→ **DATA ENTRIES**:
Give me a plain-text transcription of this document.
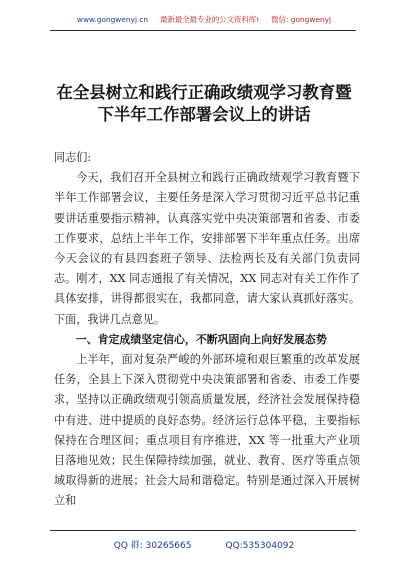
www.gongwenyj.cn 最新最全最专业的公文资料库! 微信: gongwenyj
在全县树立和践行正确政绩观学习教育暨
下半年工作部署会议上的讲话

同志们:

今天，我们召开全县树立和践行正确政绩观学习教育暨下半年工作部署会议，主要任务是深入学习贯彻习近平总书记重要讲话重要指示精神，认真落实党中央决策部署和省委、市委工作要求，总结上半年工作，安排部署下半年重点任务。出席今天会议的有县四套班子领导、法检两长及有关部门负责同志。刚才，XX 同志通报了有关情况，XX 同志对有关工作作了具体安排，讲得都很实在，我都同意，请大家认真抓好落实。下面，我讲几点意见。

一、肯定成绩坚定信心，不断巩固向上向好发展态势

上半年，面对复杂严峻的外部环境和艰巨繁重的改革发展任务，全县上下深入贯彻党中央决策部署和省委、市委工作要求，坚持以正确政绩观引领高质量发展，经济社会发展保持稳中有进、进中提质的良好态势。经济运行总体平稳，主要指标保持在合理区间；重点项目有序推进，XX 等一批重大产业项目落地见效；民生保障持续加强，就业、教育、医疗等重点领域取得新的进展；社会大局和谐稳定。特别是通过深入开展树立和

QQ 群: 30265665	QQ:535304092
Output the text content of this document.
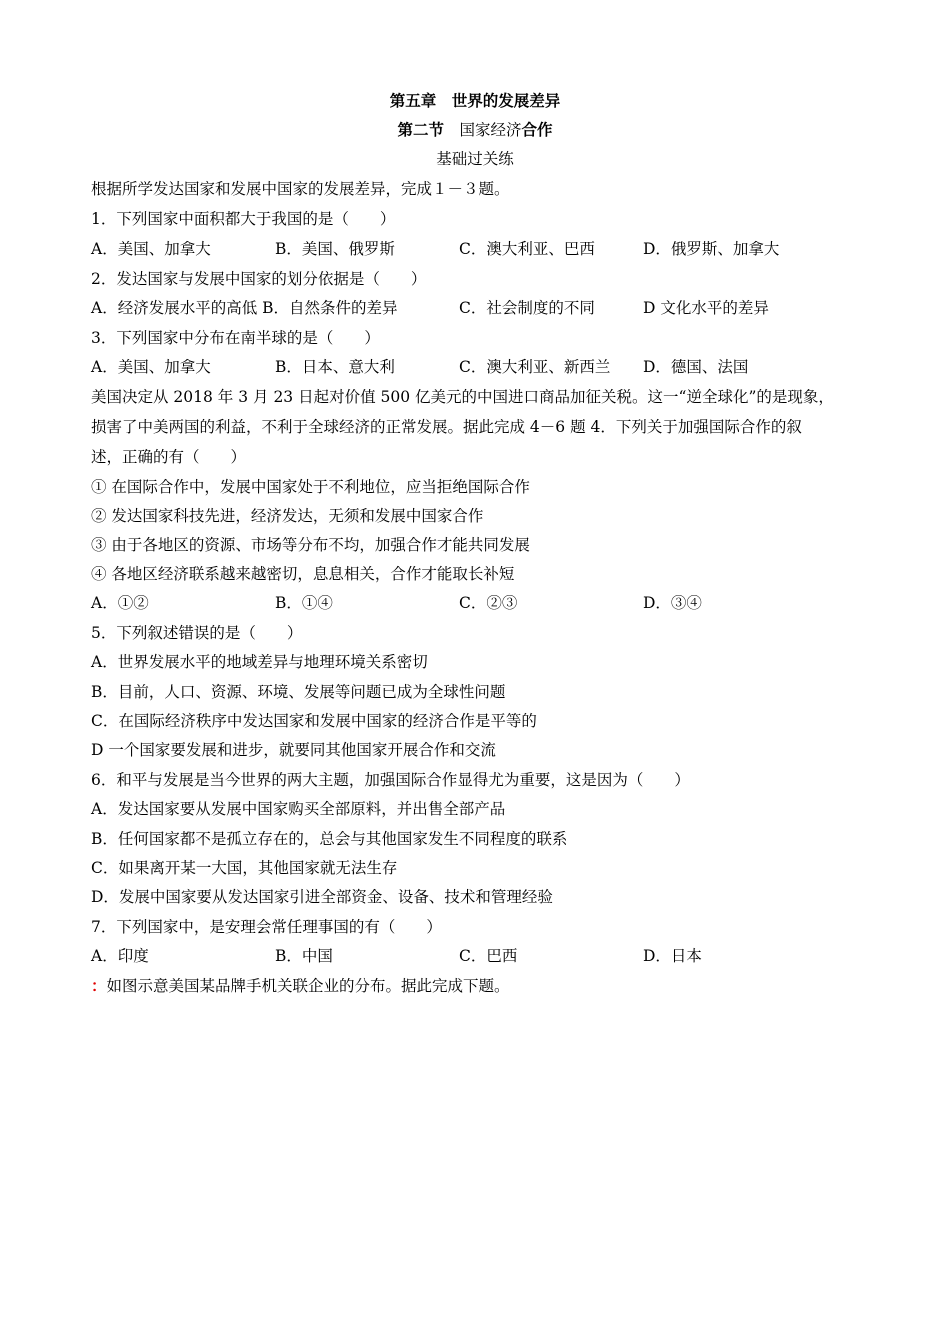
第五章　世界的发展差异
第二节　国家经济合作
基础过关练
根据所学发达国家和发展中国家的发展差异，完成１－３题。
1．下列国家中面积都大于我国的是（　　）
A．美国、加拿大	B．美国、俄罗斯	C．澳大利亚、巴西	D．俄罗斯、加拿大
2．发达国家与发展中国家的划分依据是（　　）
A．经济发展水平的高低 B．自然条件的差异	C．社会制度的不同	D 文化水平的差异
3．下列国家中分布在南半球的是（　　）
A．美国、加拿大	B．日本、意大利	C．澳大利亚、新西兰 D．德国、法国
美国决定从 2018 年 3 月 23 日起对价值 500 亿美元的中国进口商品加征关税。这一“逆全球化”的是现象，
损害了中美两国的利益，不利于全球经济的正常发展。据此完成 4－6 题 4．下列关于加强国际合作的叙
述，正确的有（　　）
① 在国际合作中，发展中国家处于不利地位，应当拒绝国际合作
② 发达国家科技先进，经济发达，无须和发展中国家合作
③ 由于各地区的资源、市场等分布不均，加强合作才能共同发展
④ 各地区经济联系越来越密切，息息相关，合作才能取长补短
A．①②	B．①④	C．②③	D．③④
5．下列叙述错误的是（　　）
A．世界发展水平的地域差异与地理环境关系密切
B．目前，人口、资源、环境、发展等问题已成为全球性问题
C．在国际经济秩序中发达国家和发展中国家的经济合作是平等的
D 一个国家要发展和进步，就要同其他国家开展合作和交流
6．和平与发展是当今世界的两大主题，加强国际合作显得尤为重要，这是因为（　　）
A．发达国家要从发展中国家购买全部原料，并出售全部产品
B．任何国家都不是孤立存在的，总会与其他国家发生不同程度的联系
C．如果离开某一大国，其他国家就无法生存
D．发展中国家要从发达国家引进全部资金、设备、技术和管理经验
7．下列国家中，是安理会常任理事国的有（　　）
A．印度	B．中国	C．巴西	D．日本
：如图示意美国某品牌手机关联企业的分布。据此完成下题。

→ **EXERCISE REQUIREMENTS**:
Look through the entries above and list every line containing "text".

→ **OUTPUT OF THE EXERCISE**:
Give me a plain-text transcription of this document.
Output the text content of this document.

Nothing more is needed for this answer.